- **YOUR TASK**
Go through the material below and copy each line where the word "indicator" appears.

- **RECORDS FOR THE TASK**

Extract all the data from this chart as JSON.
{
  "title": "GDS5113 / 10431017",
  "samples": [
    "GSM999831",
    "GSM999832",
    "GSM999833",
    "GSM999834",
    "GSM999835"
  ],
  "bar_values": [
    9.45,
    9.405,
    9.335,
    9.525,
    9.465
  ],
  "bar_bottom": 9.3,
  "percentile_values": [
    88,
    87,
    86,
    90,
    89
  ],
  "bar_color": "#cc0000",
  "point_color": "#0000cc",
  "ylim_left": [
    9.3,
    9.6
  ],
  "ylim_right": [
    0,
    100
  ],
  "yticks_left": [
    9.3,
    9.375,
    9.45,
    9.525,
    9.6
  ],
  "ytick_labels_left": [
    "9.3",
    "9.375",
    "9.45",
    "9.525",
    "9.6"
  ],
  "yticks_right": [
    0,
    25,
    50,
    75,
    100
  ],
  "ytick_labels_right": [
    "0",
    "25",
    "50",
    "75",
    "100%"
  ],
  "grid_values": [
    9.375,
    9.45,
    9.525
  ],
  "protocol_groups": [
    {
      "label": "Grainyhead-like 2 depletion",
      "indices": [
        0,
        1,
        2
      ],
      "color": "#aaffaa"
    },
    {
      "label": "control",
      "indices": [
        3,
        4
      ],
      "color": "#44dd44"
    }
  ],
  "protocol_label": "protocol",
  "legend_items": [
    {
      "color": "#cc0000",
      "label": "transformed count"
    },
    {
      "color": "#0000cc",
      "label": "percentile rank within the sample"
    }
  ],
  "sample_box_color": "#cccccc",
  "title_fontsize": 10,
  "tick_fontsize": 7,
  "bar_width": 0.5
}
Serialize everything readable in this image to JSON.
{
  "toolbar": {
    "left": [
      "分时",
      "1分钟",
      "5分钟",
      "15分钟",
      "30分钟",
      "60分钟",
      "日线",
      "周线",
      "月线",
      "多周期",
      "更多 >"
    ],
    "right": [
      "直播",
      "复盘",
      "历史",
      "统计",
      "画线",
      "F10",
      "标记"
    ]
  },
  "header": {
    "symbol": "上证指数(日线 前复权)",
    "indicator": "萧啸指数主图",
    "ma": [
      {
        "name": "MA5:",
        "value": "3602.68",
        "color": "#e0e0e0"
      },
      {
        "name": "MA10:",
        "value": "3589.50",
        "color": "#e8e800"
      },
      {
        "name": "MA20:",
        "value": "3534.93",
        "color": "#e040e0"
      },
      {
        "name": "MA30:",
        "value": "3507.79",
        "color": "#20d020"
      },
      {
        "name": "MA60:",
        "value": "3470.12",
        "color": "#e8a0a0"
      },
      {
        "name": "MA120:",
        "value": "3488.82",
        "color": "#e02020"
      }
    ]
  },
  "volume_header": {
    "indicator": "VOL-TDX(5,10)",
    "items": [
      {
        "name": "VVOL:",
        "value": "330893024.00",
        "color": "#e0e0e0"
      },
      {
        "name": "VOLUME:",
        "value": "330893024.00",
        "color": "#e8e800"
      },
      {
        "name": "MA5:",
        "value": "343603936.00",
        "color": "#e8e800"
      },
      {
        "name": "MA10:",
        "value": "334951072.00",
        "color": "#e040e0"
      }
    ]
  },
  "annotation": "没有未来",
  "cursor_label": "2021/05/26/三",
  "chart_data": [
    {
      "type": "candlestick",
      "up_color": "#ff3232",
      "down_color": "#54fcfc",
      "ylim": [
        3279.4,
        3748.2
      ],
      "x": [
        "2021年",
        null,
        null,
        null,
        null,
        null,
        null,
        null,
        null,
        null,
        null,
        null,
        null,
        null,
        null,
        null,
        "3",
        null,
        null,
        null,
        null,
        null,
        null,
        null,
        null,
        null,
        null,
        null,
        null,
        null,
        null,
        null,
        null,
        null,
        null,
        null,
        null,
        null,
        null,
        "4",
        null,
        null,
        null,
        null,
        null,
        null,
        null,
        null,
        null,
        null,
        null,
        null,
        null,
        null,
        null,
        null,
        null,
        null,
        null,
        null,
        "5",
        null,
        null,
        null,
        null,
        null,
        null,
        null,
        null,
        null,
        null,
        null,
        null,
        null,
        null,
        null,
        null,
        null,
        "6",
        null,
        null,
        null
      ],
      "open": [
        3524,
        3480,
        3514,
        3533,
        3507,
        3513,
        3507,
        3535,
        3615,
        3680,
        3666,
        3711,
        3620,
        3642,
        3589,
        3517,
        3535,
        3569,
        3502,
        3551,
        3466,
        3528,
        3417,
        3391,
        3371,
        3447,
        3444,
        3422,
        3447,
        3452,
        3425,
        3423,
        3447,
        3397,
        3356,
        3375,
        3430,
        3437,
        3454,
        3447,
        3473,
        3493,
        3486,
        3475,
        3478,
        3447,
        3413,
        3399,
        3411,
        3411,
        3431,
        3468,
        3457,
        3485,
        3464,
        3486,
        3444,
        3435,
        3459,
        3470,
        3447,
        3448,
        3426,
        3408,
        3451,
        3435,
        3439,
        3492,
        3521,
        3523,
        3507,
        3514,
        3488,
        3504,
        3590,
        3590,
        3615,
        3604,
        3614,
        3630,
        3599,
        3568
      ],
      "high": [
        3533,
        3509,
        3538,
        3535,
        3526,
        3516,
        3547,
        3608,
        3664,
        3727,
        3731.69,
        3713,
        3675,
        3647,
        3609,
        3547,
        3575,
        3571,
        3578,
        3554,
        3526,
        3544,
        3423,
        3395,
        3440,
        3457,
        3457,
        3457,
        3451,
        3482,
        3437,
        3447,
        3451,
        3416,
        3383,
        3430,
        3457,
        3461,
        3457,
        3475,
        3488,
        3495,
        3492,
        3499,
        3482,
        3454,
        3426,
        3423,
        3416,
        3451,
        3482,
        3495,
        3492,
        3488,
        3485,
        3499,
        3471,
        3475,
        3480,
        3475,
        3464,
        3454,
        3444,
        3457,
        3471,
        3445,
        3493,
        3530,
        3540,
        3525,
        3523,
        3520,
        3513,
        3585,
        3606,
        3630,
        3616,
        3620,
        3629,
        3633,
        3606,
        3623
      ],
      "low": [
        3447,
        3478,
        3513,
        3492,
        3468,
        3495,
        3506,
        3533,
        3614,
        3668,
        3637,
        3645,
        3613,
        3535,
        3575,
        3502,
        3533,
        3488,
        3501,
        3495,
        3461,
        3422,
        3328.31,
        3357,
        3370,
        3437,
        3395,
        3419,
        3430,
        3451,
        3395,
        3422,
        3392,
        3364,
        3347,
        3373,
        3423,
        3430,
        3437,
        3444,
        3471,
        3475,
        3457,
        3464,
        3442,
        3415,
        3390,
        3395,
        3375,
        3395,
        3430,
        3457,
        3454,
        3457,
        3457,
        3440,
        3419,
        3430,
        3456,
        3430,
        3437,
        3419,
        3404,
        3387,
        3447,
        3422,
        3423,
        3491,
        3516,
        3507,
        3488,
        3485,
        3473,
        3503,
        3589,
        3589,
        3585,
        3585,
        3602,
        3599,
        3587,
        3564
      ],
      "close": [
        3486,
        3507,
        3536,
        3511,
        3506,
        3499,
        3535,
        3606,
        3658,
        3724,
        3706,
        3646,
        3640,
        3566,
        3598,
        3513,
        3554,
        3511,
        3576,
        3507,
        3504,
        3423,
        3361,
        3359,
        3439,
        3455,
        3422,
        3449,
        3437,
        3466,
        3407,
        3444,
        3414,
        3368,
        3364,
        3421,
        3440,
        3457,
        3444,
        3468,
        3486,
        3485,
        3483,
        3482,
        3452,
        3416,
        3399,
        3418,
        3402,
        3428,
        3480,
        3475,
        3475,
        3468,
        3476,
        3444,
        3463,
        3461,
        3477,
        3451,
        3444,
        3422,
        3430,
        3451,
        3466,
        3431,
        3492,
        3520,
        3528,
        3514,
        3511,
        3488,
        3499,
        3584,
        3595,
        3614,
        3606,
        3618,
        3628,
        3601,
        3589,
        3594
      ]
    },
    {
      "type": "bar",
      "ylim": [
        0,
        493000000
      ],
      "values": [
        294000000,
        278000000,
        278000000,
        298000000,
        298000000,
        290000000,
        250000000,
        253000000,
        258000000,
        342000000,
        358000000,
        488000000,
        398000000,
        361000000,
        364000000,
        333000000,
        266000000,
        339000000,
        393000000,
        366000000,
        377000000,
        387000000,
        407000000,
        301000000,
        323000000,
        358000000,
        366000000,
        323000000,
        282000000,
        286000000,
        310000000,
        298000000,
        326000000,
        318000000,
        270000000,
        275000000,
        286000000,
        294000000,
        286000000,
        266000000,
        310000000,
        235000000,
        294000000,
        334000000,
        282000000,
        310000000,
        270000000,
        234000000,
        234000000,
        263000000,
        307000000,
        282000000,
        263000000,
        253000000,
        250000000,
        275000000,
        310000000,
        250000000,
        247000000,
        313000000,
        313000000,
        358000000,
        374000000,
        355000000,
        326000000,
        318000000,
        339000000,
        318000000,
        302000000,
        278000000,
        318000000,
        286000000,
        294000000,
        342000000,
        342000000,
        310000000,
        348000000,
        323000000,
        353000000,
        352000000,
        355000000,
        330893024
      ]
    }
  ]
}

- **ANSWER TO THIS PROBLEM**
    "indicator": "萧啸指数主图",
    "indicator": "VOL-TDX(5,10)",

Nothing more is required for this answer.